━━━━━ DATA TO USE ━━━━━
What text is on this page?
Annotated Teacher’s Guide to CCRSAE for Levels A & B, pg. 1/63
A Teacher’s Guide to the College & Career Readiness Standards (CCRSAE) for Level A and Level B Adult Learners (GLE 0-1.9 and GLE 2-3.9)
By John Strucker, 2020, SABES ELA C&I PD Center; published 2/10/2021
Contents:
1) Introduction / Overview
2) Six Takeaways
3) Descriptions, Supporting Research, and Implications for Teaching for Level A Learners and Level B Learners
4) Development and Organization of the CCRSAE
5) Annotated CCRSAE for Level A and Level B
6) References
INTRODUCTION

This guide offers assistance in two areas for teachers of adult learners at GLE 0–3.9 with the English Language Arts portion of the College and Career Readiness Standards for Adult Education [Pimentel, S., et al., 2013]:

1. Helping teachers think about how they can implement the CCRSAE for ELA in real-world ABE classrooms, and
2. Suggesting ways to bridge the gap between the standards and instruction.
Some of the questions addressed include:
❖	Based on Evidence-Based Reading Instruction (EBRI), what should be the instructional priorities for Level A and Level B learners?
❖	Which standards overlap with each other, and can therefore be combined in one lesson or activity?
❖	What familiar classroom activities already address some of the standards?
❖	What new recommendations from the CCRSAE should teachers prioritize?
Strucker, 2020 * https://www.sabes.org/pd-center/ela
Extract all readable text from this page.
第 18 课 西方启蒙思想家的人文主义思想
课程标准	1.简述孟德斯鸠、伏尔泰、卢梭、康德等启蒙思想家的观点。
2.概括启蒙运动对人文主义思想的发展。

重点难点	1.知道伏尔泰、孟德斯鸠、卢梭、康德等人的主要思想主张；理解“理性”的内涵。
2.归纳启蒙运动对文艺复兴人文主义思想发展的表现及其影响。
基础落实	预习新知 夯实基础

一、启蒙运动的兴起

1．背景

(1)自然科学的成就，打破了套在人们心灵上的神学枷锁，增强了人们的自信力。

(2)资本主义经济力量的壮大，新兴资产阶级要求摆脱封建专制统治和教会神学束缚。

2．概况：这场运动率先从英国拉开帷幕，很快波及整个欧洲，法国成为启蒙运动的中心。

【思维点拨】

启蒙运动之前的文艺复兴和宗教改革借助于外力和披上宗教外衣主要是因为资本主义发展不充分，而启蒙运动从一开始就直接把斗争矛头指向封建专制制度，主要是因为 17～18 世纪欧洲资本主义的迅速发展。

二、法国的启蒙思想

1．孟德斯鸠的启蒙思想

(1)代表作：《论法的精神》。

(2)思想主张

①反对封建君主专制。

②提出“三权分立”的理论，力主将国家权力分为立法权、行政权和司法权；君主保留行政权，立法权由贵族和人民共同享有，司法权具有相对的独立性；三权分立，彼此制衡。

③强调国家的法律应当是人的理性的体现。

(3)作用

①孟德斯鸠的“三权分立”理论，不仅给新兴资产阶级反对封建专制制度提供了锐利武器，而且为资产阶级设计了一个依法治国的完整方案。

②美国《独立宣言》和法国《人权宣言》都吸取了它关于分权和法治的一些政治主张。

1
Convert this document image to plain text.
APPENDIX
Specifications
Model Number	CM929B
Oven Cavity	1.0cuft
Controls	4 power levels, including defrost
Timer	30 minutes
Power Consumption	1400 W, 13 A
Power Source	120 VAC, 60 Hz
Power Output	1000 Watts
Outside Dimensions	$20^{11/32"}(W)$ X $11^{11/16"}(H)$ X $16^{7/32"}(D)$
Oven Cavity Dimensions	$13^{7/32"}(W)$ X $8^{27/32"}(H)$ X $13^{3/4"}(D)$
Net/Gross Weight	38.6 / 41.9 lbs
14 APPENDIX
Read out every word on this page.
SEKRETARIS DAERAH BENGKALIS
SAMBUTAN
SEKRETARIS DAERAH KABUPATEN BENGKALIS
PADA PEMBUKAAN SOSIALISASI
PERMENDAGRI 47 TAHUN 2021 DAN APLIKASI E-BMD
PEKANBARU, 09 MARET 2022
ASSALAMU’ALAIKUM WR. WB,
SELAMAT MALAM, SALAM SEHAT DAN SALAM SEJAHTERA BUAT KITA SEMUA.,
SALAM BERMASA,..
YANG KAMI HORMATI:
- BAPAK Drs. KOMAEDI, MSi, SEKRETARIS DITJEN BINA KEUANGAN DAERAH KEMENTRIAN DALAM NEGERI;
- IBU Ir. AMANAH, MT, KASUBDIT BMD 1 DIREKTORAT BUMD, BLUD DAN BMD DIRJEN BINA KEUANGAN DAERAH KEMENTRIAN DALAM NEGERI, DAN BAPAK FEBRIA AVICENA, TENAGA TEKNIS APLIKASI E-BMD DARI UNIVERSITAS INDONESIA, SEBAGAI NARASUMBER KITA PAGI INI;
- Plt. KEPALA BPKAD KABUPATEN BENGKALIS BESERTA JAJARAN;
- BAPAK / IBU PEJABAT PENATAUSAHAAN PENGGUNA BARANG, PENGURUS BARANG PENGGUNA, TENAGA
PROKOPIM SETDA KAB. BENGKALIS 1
━━━━━
# [GOAL]
Give the listing again, word for word.

# [FINAL ANSWER]
What text is on this page?
Annotated Teacher’s Guide to CCRSAE for Levels A & B, pg. 1/63
A Teacher’s Guide to the College & Career Readiness Standards (CCRSAE) for Level A and Level B Adult Learners (GLE 0-1.9 and GLE 2-3.9)
By John Strucker, 2020, SABES ELA C&I PD Center; published 2/10/2021
Contents:
1) Introduction / Overview
2) Six Takeaways
3) Descriptions, Supporting Research, and Implications for Teaching for Level A Learners and Level B Learners
4) Development and Organization of the CCRSAE
5) Annotated CCRSAE for Level A and Level B
6) References
INTRODUCTION

This guide offers assistance in two areas for teachers of adult learners at GLE 0–3.9 with the English Language Arts portion of the College and Career Readiness Standards for Adult Education [Pimentel, S., et al., 2013]:

1. Helping teachers think about how they can implement the CCRSAE for ELA in real-world ABE classrooms, and
2. Suggesting ways to bridge the gap between the standards and instruction.
Some of the questions addressed include:
❖	Based on Evidence-Based Reading Instruction (EBRI), what should be the instructional priorities for Level A and Level B learners?
❖	Which standards overlap with each other, and can therefore be combined in one lesson or activity?
❖	What familiar classroom activities already address some of the standards?
❖	What new recommendations from the CCRSAE should teachers prioritize?
Strucker, 2020 * https://www.sabes.org/pd-center/ela
Extract all readable text from this page.
第 18 课 西方启蒙思想家的人文主义思想
课程标准	1.简述孟德斯鸠、伏尔泰、卢梭、康德等启蒙思想家的观点。
2.概括启蒙运动对人文主义思想的发展。

重点难点	1.知道伏尔泰、孟德斯鸠、卢梭、康德等人的主要思想主张；理解“理性”的内涵。
2.归纳启蒙运动对文艺复兴人文主义思想发展的表现及其影响。
基础落实	预习新知 夯实基础

一、启蒙运动的兴起

1．背景

(1)自然科学的成就，打破了套在人们心灵上的神学枷锁，增强了人们的自信力。

(2)资本主义经济力量的壮大，新兴资产阶级要求摆脱封建专制统治和教会神学束缚。

2．概况：这场运动率先从英国拉开帷幕，很快波及整个欧洲，法国成为启蒙运动的中心。

【思维点拨】

启蒙运动之前的文艺复兴和宗教改革借助于外力和披上宗教外衣主要是因为资本主义发展不充分，而启蒙运动从一开始就直接把斗争矛头指向封建专制制度，主要是因为 17～18 世纪欧洲资本主义的迅速发展。

二、法国的启蒙思想

1．孟德斯鸠的启蒙思想

(1)代表作：《论法的精神》。

(2)思想主张

①反对封建君主专制。

②提出“三权分立”的理论，力主将国家权力分为立法权、行政权和司法权；君主保留行政权，立法权由贵族和人民共同享有，司法权具有相对的独立性；三权分立，彼此制衡。

③强调国家的法律应当是人的理性的体现。

(3)作用

①孟德斯鸠的“三权分立”理论，不仅给新兴资产阶级反对封建专制制度提供了锐利武器，而且为资产阶级设计了一个依法治国的完整方案。

②美国《独立宣言》和法国《人权宣言》都吸取了它关于分权和法治的一些政治主张。

1
Convert this document image to plain text.
APPENDIX
Specifications
Model Number	CM929B
Oven Cavity	1.0cuft
Controls	4 power levels, including defrost
Timer	30 minutes
Power Consumption	1400 W, 13 A
Power Source	120 VAC, 60 Hz
Power Output	1000 Watts
Outside Dimensions	$20^{11/32"}(W)$ X $11^{11/16"}(H)$ X $16^{7/32"}(D)$
Oven Cavity Dimensions	$13^{7/32"}(W)$ X $8^{27/32"}(H)$ X $13^{3/4"}(D)$
Net/Gross Weight	38.6 / 41.9 lbs
14 APPENDIX
Read out every word on this page.
SEKRETARIS DAERAH BENGKALIS
SAMBUTAN
SEKRETARIS DAERAH KABUPATEN BENGKALIS
PADA PEMBUKAAN SOSIALISASI
PERMENDAGRI 47 TAHUN 2021 DAN APLIKASI E-BMD
PEKANBARU, 09 MARET 2022
ASSALAMU’ALAIKUM WR. WB,
SELAMAT MALAM, SALAM SEHAT DAN SALAM SEJAHTERA BUAT KITA SEMUA.,
SALAM BERMASA,..
YANG KAMI HORMATI:
- BAPAK Drs. KOMAEDI, MSi, SEKRETARIS DITJEN BINA KEUANGAN DAERAH KEMENTRIAN DALAM NEGERI;
- IBU Ir. AMANAH, MT, KASUBDIT BMD 1 DIREKTORAT BUMD, BLUD DAN BMD DIRJEN BINA KEUANGAN DAERAH KEMENTRIAN DALAM NEGERI, DAN BAPAK FEBRIA AVICENA, TENAGA TEKNIS APLIKASI E-BMD DARI UNIVERSITAS INDONESIA, SEBAGAI NARASUMBER KITA PAGI INI;
- Plt. KEPALA BPKAD KABUPATEN BENGKALIS BESERTA JAJARAN;
- BAPAK / IBU PEJABAT PENATAUSAHAAN PENGGUNA BARANG, PENGURUS BARANG PENGGUNA, TENAGA
PROKOPIM SETDA KAB. BENGKALIS 1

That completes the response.